▶ _The task_:
Give back a single number, the count of lines containing the word "móveis".

---- Supplied data

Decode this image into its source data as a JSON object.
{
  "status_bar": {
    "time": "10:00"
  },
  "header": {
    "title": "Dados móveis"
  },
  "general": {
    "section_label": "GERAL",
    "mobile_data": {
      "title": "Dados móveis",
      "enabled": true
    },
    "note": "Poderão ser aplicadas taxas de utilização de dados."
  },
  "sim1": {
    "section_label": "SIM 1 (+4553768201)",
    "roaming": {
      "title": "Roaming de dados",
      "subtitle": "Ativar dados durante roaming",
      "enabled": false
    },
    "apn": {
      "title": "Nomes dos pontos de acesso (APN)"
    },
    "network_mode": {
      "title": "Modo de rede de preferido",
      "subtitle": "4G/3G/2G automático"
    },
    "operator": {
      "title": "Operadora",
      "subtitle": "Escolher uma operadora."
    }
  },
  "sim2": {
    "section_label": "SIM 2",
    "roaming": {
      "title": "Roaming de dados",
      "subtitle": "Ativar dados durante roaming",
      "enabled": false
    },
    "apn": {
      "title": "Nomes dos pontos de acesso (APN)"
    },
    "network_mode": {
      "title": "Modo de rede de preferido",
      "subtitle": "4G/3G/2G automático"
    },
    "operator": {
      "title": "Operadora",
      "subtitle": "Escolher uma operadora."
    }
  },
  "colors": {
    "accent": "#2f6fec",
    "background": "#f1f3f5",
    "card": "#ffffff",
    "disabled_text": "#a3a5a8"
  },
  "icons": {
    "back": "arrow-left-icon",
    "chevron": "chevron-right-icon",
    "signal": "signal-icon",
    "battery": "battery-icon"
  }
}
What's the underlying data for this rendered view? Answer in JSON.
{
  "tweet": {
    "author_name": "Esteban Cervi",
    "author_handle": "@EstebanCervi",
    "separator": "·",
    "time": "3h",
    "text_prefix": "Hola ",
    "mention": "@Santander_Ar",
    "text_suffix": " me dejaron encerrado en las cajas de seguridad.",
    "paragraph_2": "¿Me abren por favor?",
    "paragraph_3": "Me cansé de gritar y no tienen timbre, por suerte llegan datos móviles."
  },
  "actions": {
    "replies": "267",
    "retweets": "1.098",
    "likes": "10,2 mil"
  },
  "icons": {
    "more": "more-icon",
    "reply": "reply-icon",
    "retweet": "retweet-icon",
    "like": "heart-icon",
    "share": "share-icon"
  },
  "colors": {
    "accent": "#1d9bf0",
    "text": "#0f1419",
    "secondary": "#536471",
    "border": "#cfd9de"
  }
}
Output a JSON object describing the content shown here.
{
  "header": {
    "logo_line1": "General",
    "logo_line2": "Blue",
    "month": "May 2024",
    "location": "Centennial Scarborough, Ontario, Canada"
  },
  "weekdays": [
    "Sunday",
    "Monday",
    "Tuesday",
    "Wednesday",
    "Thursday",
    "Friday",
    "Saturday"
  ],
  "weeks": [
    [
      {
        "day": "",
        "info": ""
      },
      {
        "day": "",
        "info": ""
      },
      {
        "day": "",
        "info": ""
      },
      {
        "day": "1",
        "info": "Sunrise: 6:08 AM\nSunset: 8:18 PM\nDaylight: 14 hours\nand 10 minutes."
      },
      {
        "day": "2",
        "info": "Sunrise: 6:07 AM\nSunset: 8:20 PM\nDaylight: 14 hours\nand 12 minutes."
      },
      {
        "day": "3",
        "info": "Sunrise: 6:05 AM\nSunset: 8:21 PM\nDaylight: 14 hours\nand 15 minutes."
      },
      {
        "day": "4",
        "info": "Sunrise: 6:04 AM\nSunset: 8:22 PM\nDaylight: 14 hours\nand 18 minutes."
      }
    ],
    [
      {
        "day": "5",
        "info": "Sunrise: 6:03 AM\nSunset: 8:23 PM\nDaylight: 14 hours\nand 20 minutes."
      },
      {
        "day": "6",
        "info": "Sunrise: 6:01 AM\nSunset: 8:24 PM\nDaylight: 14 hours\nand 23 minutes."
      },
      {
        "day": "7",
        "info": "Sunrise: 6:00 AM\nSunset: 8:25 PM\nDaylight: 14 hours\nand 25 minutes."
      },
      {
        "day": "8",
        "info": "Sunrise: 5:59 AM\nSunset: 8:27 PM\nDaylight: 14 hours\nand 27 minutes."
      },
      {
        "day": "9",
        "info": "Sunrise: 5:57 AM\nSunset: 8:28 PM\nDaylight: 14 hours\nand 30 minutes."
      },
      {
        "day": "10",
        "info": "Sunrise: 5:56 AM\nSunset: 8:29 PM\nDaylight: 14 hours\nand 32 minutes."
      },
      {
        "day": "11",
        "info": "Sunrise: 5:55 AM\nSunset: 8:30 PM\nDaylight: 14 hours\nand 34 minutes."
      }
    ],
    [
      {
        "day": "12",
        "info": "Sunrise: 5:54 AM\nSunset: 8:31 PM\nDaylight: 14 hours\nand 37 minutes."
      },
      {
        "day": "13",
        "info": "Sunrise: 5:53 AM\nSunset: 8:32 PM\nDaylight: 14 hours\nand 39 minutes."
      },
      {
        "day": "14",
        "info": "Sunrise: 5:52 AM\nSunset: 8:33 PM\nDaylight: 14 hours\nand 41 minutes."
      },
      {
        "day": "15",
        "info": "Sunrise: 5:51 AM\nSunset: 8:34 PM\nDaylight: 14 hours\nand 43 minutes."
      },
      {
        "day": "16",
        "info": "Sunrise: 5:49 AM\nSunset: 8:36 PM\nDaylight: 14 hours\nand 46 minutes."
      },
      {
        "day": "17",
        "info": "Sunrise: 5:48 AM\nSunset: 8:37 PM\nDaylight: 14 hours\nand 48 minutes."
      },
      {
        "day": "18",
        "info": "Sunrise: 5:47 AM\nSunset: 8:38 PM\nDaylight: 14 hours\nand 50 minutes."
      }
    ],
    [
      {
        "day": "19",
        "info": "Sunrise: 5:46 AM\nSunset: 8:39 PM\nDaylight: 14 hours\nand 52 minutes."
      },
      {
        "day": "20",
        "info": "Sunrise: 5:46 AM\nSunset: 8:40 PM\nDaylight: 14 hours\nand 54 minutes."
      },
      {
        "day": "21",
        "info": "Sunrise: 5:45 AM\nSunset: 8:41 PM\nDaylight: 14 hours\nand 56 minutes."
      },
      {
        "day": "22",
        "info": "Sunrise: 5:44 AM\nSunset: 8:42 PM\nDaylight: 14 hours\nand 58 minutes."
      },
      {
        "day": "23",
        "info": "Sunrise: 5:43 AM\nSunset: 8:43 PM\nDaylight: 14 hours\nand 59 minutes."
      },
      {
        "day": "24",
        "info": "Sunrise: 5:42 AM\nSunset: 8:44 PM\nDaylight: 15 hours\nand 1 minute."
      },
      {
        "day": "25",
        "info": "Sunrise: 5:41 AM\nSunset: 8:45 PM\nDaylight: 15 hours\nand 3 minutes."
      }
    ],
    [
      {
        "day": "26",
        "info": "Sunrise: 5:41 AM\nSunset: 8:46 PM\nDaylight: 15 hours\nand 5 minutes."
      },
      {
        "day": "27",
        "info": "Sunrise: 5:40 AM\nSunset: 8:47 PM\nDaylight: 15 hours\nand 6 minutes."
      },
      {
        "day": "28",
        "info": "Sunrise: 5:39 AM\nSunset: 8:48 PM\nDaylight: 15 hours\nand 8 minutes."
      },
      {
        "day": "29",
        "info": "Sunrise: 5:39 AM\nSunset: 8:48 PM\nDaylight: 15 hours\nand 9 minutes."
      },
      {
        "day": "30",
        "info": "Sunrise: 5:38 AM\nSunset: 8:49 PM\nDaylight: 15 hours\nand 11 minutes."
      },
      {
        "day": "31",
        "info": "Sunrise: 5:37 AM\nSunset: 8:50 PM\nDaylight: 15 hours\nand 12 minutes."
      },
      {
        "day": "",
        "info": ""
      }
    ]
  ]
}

--------

▶ _Written answer_:
2